#### Input material:
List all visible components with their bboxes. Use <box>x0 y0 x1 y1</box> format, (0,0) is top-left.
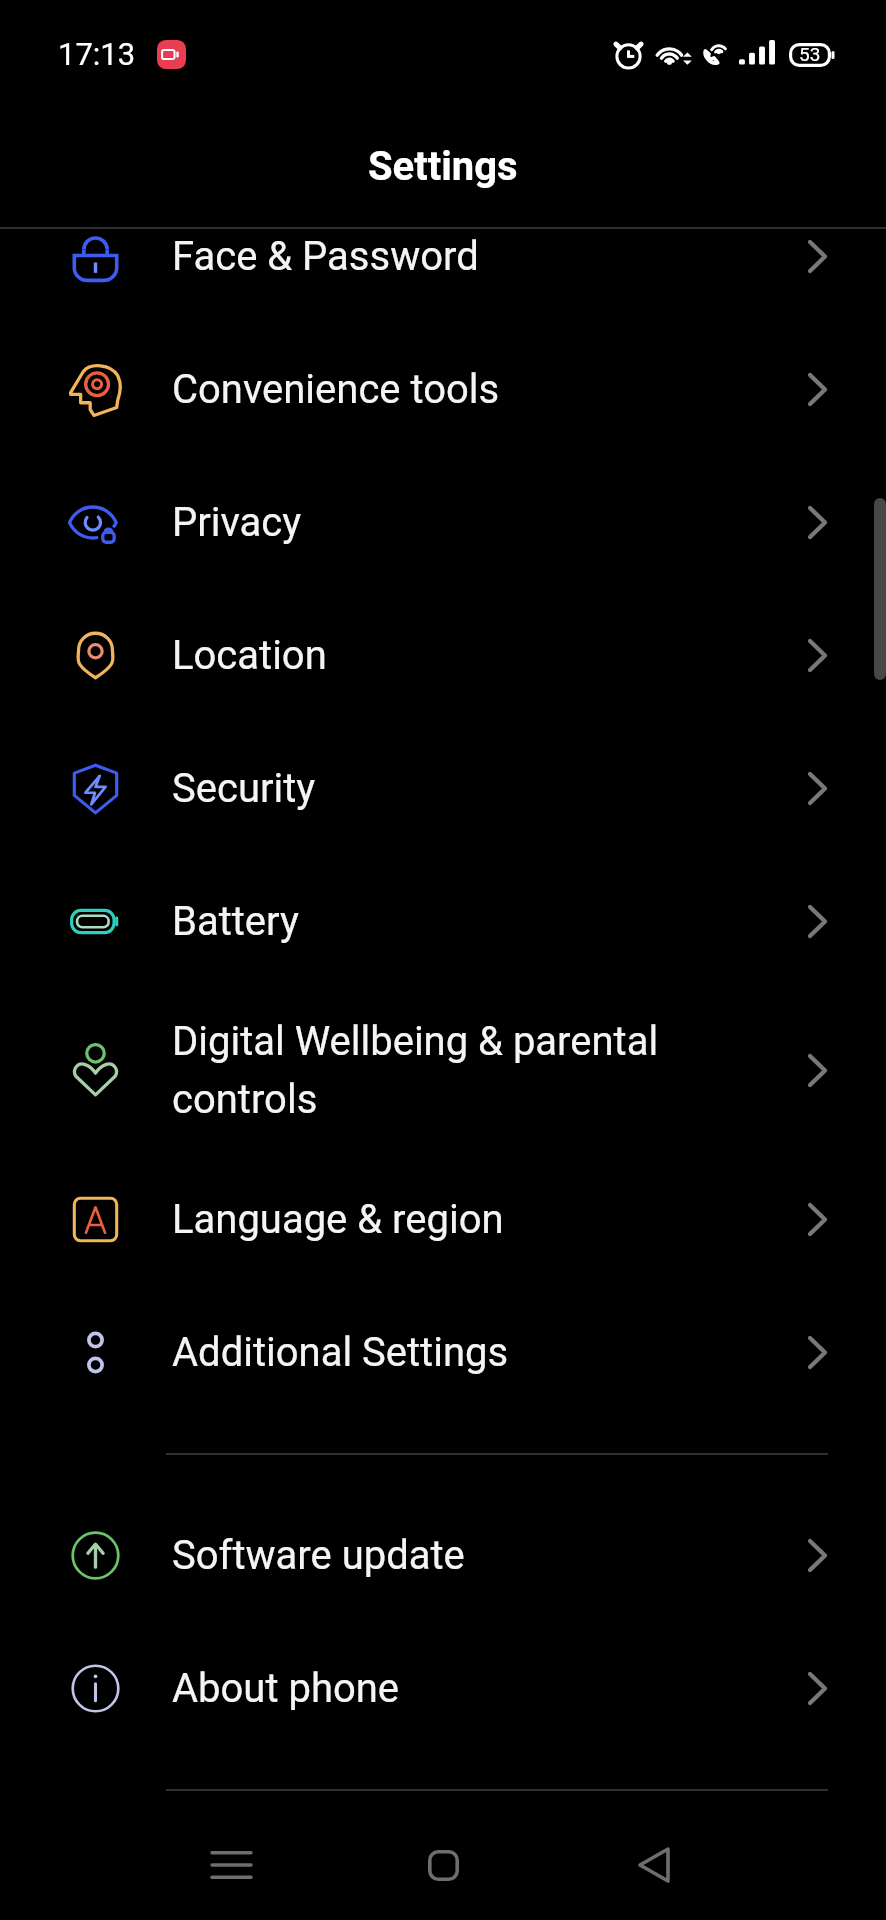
staticText: Privacy <box>172 499 784 546</box>
button[interactable]: Back <box>574 1810 734 1920</box>
button[interactable]: Digital Wellbeing & parental controls <box>0 988 886 1153</box>
staticText: Location <box>172 632 784 679</box>
button[interactable]: Additional Settings <box>0 1286 886 1419</box>
staticText: Settings <box>368 143 518 190</box>
button[interactable]: About phone <box>0 1622 886 1755</box>
button[interactable]: Face & Password <box>0 229 886 323</box>
button[interactable]: Home <box>363 1810 523 1920</box>
staticText: Convenience tools <box>172 366 784 413</box>
staticText: 53 <box>799 43 821 65</box>
button[interactable]: Battery <box>0 855 886 988</box>
button[interactable]: Privacy <box>0 456 886 589</box>
button[interactable]: Recents <box>151 1810 311 1920</box>
button[interactable]: Location <box>0 589 886 722</box>
staticText: Software update <box>172 1532 784 1579</box>
button[interactable]: Convenience tools <box>0 323 886 456</box>
button[interactable]: Security <box>0 722 886 855</box>
staticText: About phone <box>172 1665 784 1712</box>
staticText: Face & Password <box>172 233 784 280</box>
button[interactable]: Language & region <box>0 1153 886 1286</box>
staticText: Digital Wellbeing & parental controls <box>172 1018 784 1123</box>
staticText: 17:13 <box>58 36 136 72</box>
staticText: Language & region <box>172 1196 784 1243</box>
staticText: Security <box>172 765 784 812</box>
staticText: Battery <box>172 898 784 945</box>
staticText: Additional Settings <box>172 1329 784 1376</box>
button[interactable]: Software update <box>0 1489 886 1622</box>
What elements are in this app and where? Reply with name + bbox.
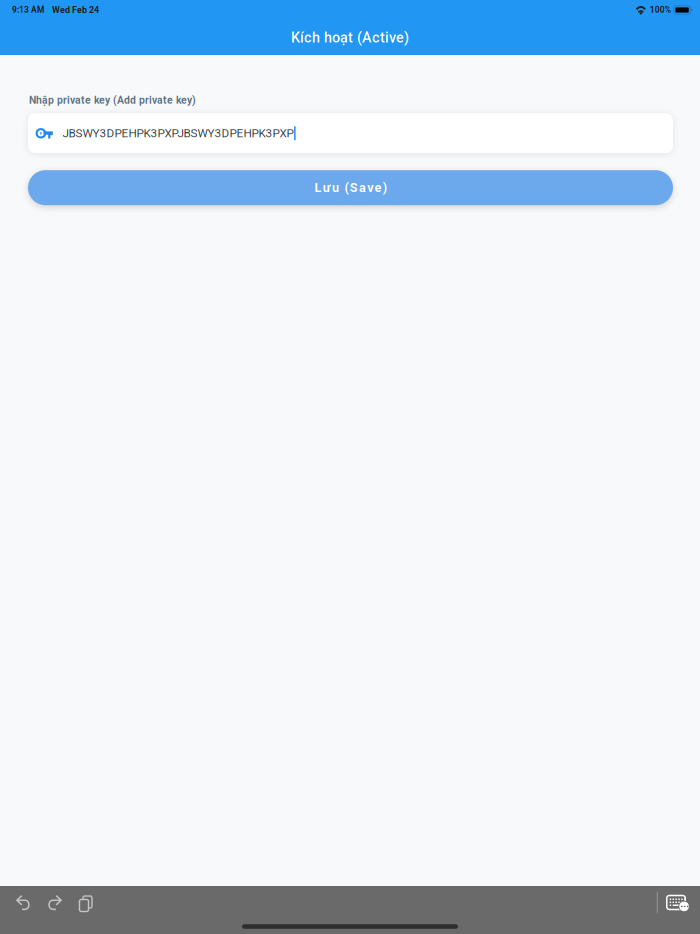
staticText: Nhập private key (Add private key) bbox=[29, 94, 196, 106]
staticText: Kích hoạt (Active) bbox=[291, 29, 409, 46]
staticText: Wed Feb 24 bbox=[52, 5, 99, 15]
button[interactable]: Paste bbox=[69, 886, 99, 919]
button[interactable]: Lưu (Save) bbox=[0, 170, 700, 205]
staticText: Lưu (Save) bbox=[314, 180, 387, 195]
staticText: JBSWY3DPEHPK3PXPJBSWY3DPEHPK3PXP bbox=[63, 126, 294, 140]
staticText: 100% bbox=[650, 5, 671, 15]
button[interactable]: Redo bbox=[39, 886, 69, 919]
staticText: 9:13 AM bbox=[12, 5, 44, 15]
button[interactable]: Undo bbox=[9, 886, 39, 919]
button[interactable]: Hide Keyboard bbox=[658, 886, 694, 919]
button[interactable]: JBSWY3DPEHPK3PXPJBSWY3DPEHPK3PXP bbox=[0, 113, 700, 153]
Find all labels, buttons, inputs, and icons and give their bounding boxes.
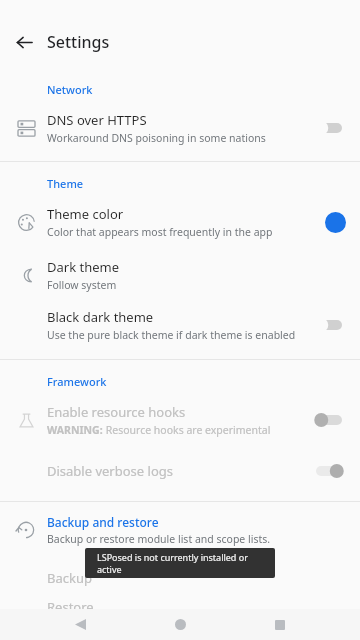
staticText: Framework [47, 374, 107, 389]
staticText: Resource hooks are experimental [103, 423, 271, 437]
button[interactable]: Theme color [0, 199, 360, 245]
button[interactable] [312, 408, 346, 432]
button[interactable]: Restore [0, 598, 360, 609]
button[interactable]: Back [60, 609, 100, 640]
staticText: Dark theme [47, 258, 120, 276]
staticText: WARNING: [47, 423, 103, 437]
button[interactable]: Recents [260, 609, 300, 640]
button[interactable]: Black dark theme [0, 303, 360, 347]
button[interactable]: Disable verbose logs [0, 453, 360, 489]
staticText: Black dark theme [47, 308, 154, 326]
staticText: Backup [47, 569, 92, 587]
staticText: Theme [47, 176, 84, 191]
staticText: Color that appears most frequently in th… [47, 225, 273, 239]
staticText: Disable verbose logs [47, 462, 312, 480]
staticText: Workaround DNS poisoning in some nations [47, 131, 266, 145]
button[interactable]: Home [160, 609, 200, 640]
staticText: Use the pure black theme if dark theme i… [47, 328, 296, 342]
button[interactable] [312, 313, 346, 337]
button[interactable]: Enable resource hooks [0, 397, 360, 443]
staticText: Backup and restore [47, 514, 159, 530]
button[interactable]: Backup [0, 562, 360, 594]
button[interactable]: Back [10, 28, 38, 56]
staticText: Settings [47, 31, 110, 53]
button[interactable]: Backup and restore [0, 502, 360, 550]
staticText: Enable resource hooks [47, 403, 186, 421]
staticText: LSPosed is not currently installed or ac… [97, 551, 263, 575]
staticText: Follow system [47, 278, 117, 292]
staticText: Network [47, 82, 93, 97]
button[interactable]: Dark theme [0, 253, 360, 297]
button[interactable] [312, 116, 346, 140]
button[interactable] [312, 459, 346, 483]
staticText: Restore [47, 598, 94, 609]
button[interactable]: DNS over HTTPS [0, 105, 360, 151]
staticText: DNS over HTTPS [47, 111, 147, 129]
staticText: Theme color [47, 205, 124, 223]
button[interactable]: LSPosed is not currently installed or ac… [85, 548, 275, 578]
staticText: Backup or restore module list and scope … [47, 532, 271, 546]
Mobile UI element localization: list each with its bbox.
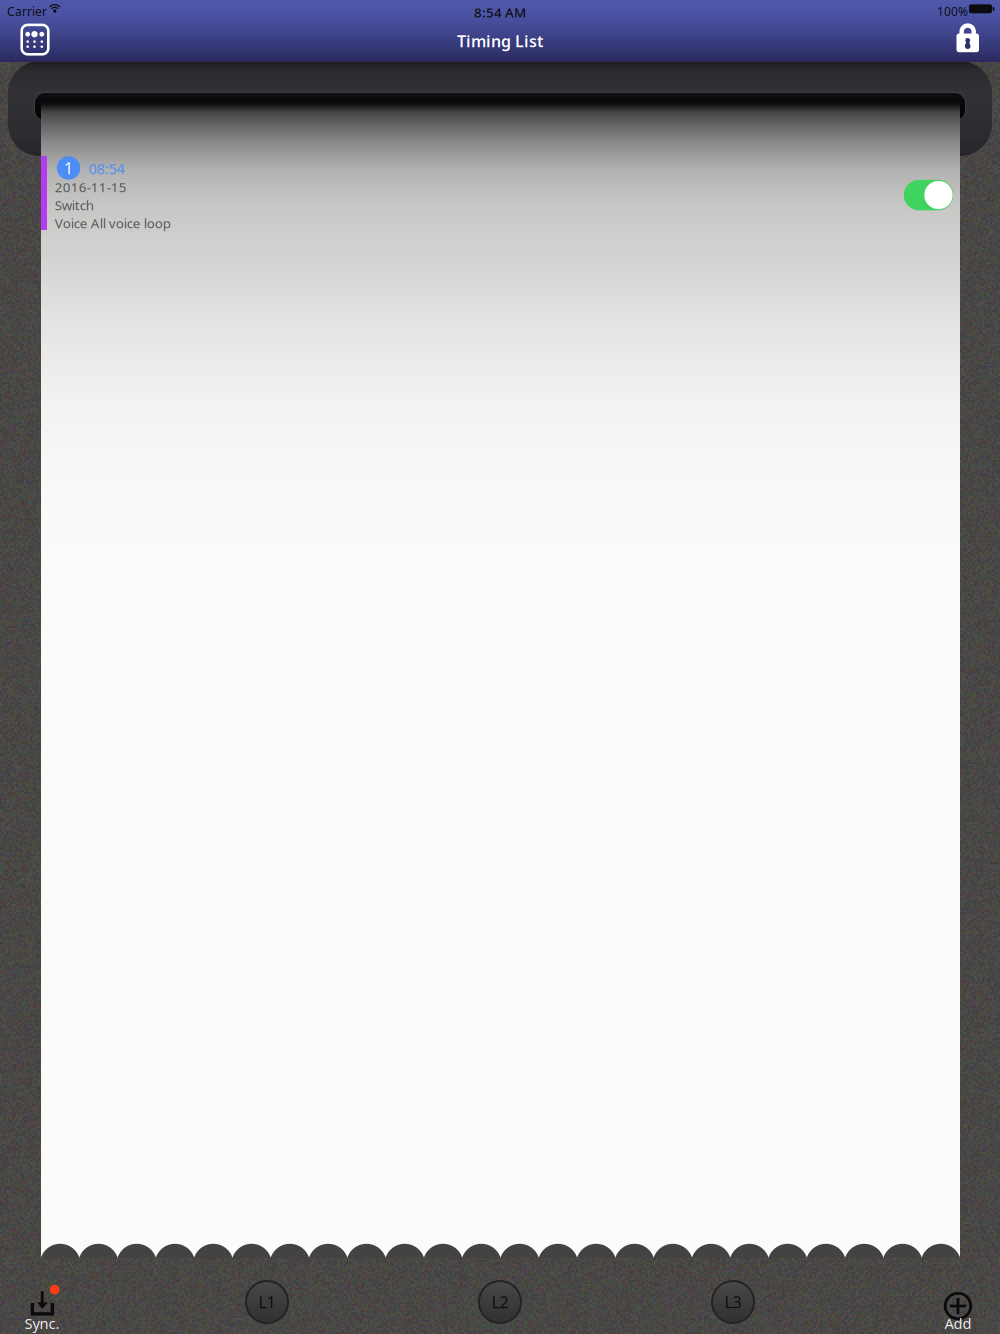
button[interactable]: L1	[241, 1276, 293, 1328]
staticText: L3	[724, 1291, 742, 1313]
staticText: 8:54 AM	[474, 4, 526, 21]
staticText: Voice All voice loop	[55, 214, 171, 232]
button[interactable]: Add	[916, 1282, 1000, 1334]
staticText: 08:54	[88, 159, 124, 178]
staticText: 1	[64, 157, 73, 178]
staticText: Carrier	[7, 4, 47, 19]
staticText: L1	[258, 1291, 276, 1313]
button[interactable]: Lock	[948, 18, 987, 57]
staticText: Switch	[55, 196, 94, 214]
staticText: 2016-11-15	[55, 178, 127, 196]
button[interactable]: L3	[707, 1276, 759, 1328]
staticText: Add	[944, 1314, 972, 1333]
staticText: L2	[492, 1291, 508, 1313]
button[interactable]: Sync.	[0, 1282, 84, 1334]
button[interactable]: 1	[41, 156, 960, 236]
staticText: Timing List	[457, 30, 543, 52]
button[interactable]: Enabled	[904, 180, 953, 210]
staticText: Sync.	[24, 1314, 60, 1333]
button[interactable]: L2	[474, 1276, 526, 1328]
button[interactable]: Keypad	[14, 20, 56, 59]
staticText: 100%	[937, 4, 968, 19]
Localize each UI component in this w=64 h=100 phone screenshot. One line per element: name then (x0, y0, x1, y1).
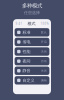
staticText: 标准 (22, 30, 30, 35)
staticText: 9:41 (16, 22, 22, 25)
button[interactable]: 省电 (15, 38, 49, 46)
staticText: 自动 (41, 60, 47, 63)
staticText: 关闭 (41, 69, 47, 72)
staticText: 关闭 (41, 50, 47, 53)
button[interactable]: 性能 (15, 47, 49, 56)
staticText: 夜间 (22, 59, 30, 64)
staticText: 100% (40, 22, 48, 25)
staticText: 任您选择 (24, 10, 40, 15)
button[interactable]: 静音 (15, 67, 49, 75)
staticText: 多种模式 (22, 2, 42, 9)
button[interactable]: 夜间 (15, 57, 49, 65)
staticText: 静音 (22, 68, 30, 73)
staticText: 自定义 (22, 78, 34, 83)
staticText: 模式 (28, 21, 36, 26)
staticText: 性能 (22, 49, 30, 54)
staticText: 省电 (22, 40, 30, 44)
staticText: 开启 (41, 40, 47, 44)
staticText: 默认 (41, 31, 47, 34)
button[interactable]: 标准 (15, 28, 49, 37)
button[interactable]: 自定义 (15, 76, 49, 85)
staticText: 编辑 (41, 79, 47, 82)
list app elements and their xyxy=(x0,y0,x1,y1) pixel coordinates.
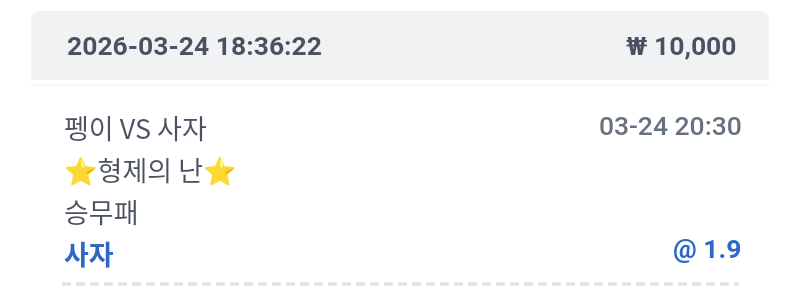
staticText: ⭐형제의 난⭐ xyxy=(64,150,237,189)
staticText: 사자 xyxy=(64,234,114,273)
button[interactable]: 펭이 VS 사자 xyxy=(0,86,800,273)
staticText: 03-24 20:30 xyxy=(599,110,742,141)
staticText: 2026-03-24 18:36:22 xyxy=(67,30,322,61)
button[interactable]: 2026-03-24 18:36:22 xyxy=(31,11,769,80)
staticText: ₩ 10,000 xyxy=(626,30,737,61)
staticText: 승무패 xyxy=(64,192,139,231)
staticText: @ 1.9 xyxy=(673,233,742,264)
staticText: 펭이 VS 사자 xyxy=(64,108,207,147)
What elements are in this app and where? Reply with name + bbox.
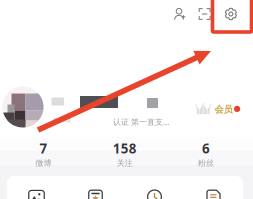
- staticText: 158: [113, 140, 137, 157]
- staticText: 认证 第一直支…: [113, 116, 169, 127]
- staticText: 微博: [35, 158, 51, 168]
- staticText: 关注: [117, 158, 133, 168]
- button[interactable]: Settings: [219, 2, 243, 26]
- staticText: 会员: [214, 104, 232, 115]
- button[interactable]: [184, 190, 243, 199]
- button[interactable]: Scan: [193, 2, 217, 26]
- staticText: 6: [202, 140, 210, 157]
- button[interactable]: [7, 190, 66, 199]
- button[interactable]: Add friend: [168, 2, 192, 26]
- staticText: 7: [39, 140, 47, 157]
- button[interactable]: [66, 190, 125, 199]
- staticText: 粉丝: [198, 158, 214, 168]
- button[interactable]: [125, 190, 184, 199]
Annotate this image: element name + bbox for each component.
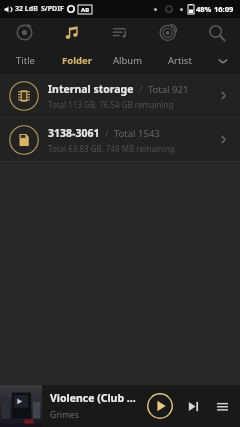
staticText: 32 LdB	[15, 4, 38, 14]
button[interactable]: Playlist	[96, 18, 144, 47]
button[interactable]: Artist	[154, 47, 206, 74]
button[interactable]: Violence (Club Mix)	[50, 385, 141, 427]
staticText: Total 63.83 GB, 748 MB remaining	[48, 143, 175, 154]
button[interactable]: Next	[180, 393, 206, 419]
button[interactable]: Internal storage	[0, 74, 240, 117]
staticText: Violence (Club Mix)	[50, 391, 141, 405]
button[interactable]: Queue	[208, 392, 236, 420]
staticText: Artist	[168, 54, 192, 67]
staticText: Title	[16, 54, 35, 67]
staticText: Total 921	[148, 83, 189, 96]
staticText: S/PDIF	[41, 4, 64, 14]
staticText: Grimes	[50, 409, 79, 421]
button[interactable]: Album art	[0, 385, 42, 427]
staticText: Folder	[62, 54, 92, 67]
staticText: Total 113 GB, 76.54 GB remaining	[48, 99, 174, 110]
button[interactable]: More tabs	[206, 47, 240, 74]
button[interactable]: Search	[192, 18, 240, 47]
staticText: /	[139, 83, 143, 95]
button[interactable]: Library	[48, 18, 96, 47]
button[interactable]: Title	[0, 47, 51, 74]
staticText: 48%	[196, 4, 212, 14]
staticText: Internal storage	[48, 82, 134, 96]
button[interactable]: 3138-3061	[0, 118, 240, 161]
staticText: 16:09	[214, 4, 234, 14]
staticText: Total 1543	[114, 127, 160, 140]
button[interactable]: Album	[102, 47, 154, 74]
button[interactable]: Folder	[51, 47, 102, 74]
button[interactable]: Play	[145, 391, 175, 421]
button[interactable]: Effects	[144, 18, 192, 47]
staticText: 3138-3061	[48, 126, 100, 140]
button[interactable]: Now playing	[0, 18, 48, 47]
staticText: /	[105, 127, 109, 139]
staticText: Album	[113, 54, 143, 67]
staticText: AB	[81, 6, 90, 14]
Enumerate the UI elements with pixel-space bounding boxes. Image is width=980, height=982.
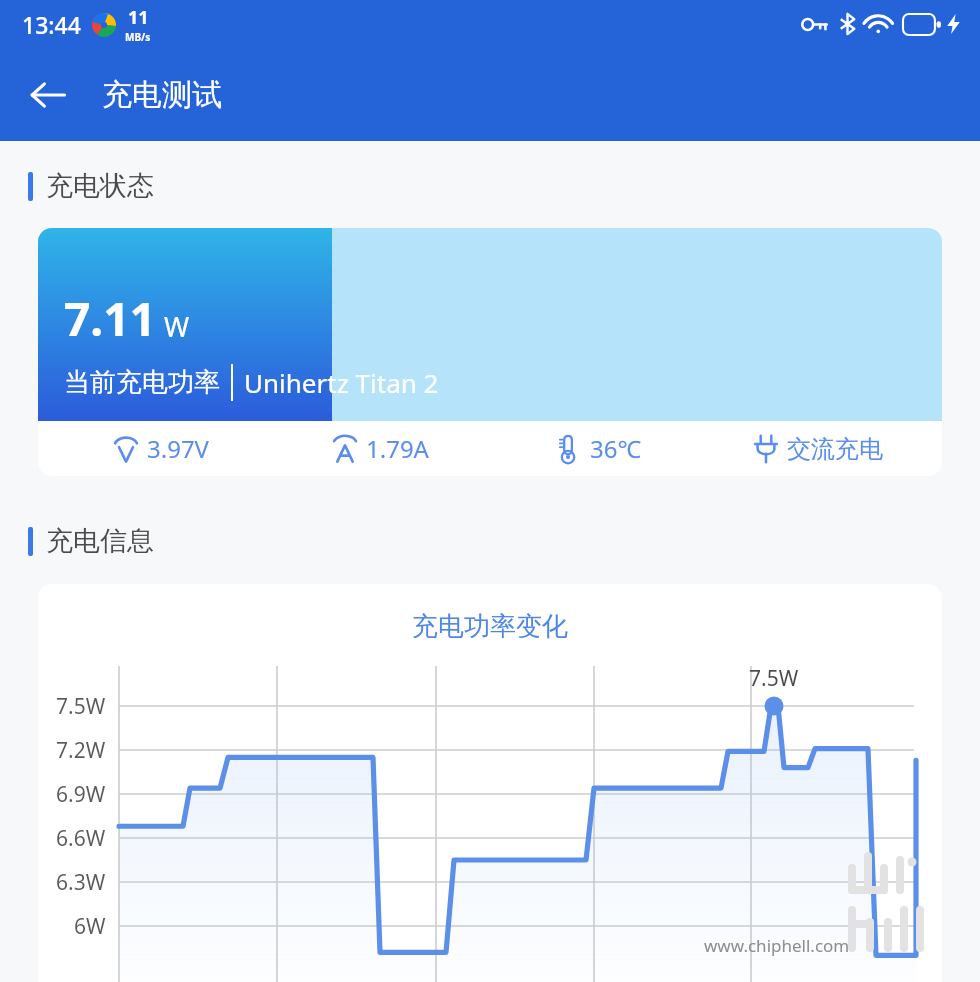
button[interactable]: Back <box>14 61 82 129</box>
button[interactable]: 7.11 <box>38 228 942 476</box>
staticText: 11 <box>128 5 149 30</box>
button[interactable] <box>38 584 942 982</box>
staticText: 交流充电 <box>787 434 883 464</box>
staticText: 当前充电功率 <box>64 366 220 399</box>
staticText: 3.97V <box>147 432 210 465</box>
staticText: 36℃ <box>590 432 642 465</box>
staticText: 7.11 <box>64 287 156 350</box>
button[interactable]: 充电状态 <box>28 169 980 203</box>
staticText: 充电测试 <box>102 76 222 114</box>
staticText: 充电信息 <box>46 524 154 558</box>
button[interactable]: 3.97V <box>52 421 271 476</box>
staticText: 充电状态 <box>46 169 154 203</box>
staticText: W <box>164 308 190 345</box>
button[interactable]: 36℃ <box>490 421 709 476</box>
button[interactable]: 1.79A <box>271 421 490 476</box>
staticText: MB/s <box>125 30 151 44</box>
button[interactable]: 交流充电 <box>709 421 928 476</box>
staticText: 13:44 <box>22 9 81 40</box>
staticText: Unihertz Titan 2 <box>244 365 439 400</box>
button[interactable]: 充电信息 <box>28 524 980 558</box>
staticText: 1.79A <box>366 432 429 465</box>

#### Required work:
Copy out the lines of the items from the one containing "staticText: Framework [47, 374, 107, 389]" through the one containing "staticText: Theme [47, 176, 84, 191]", with both of those lines included.

#### Written solution:
staticText: Framework [47, 374, 107, 389]
staticText: Resource hooks are experimental [103, 423, 271, 437]
button[interactable]: Theme color [0, 199, 360, 245]
button[interactable] [312, 408, 346, 432]
button[interactable]: Restore [0, 598, 360, 609]
button[interactable]: Back [60, 609, 100, 640]
staticText: Dark theme [47, 258, 120, 276]
staticText: WARNING: [47, 423, 103, 437]
button[interactable]: Recents [260, 609, 300, 640]
button[interactable]: Black dark theme [0, 303, 360, 347]
button[interactable]: Disable verbose logs [0, 453, 360, 489]
staticText: Black dark theme [47, 308, 154, 326]
staticText: Backup [47, 569, 92, 587]
staticText: Theme [47, 176, 84, 191]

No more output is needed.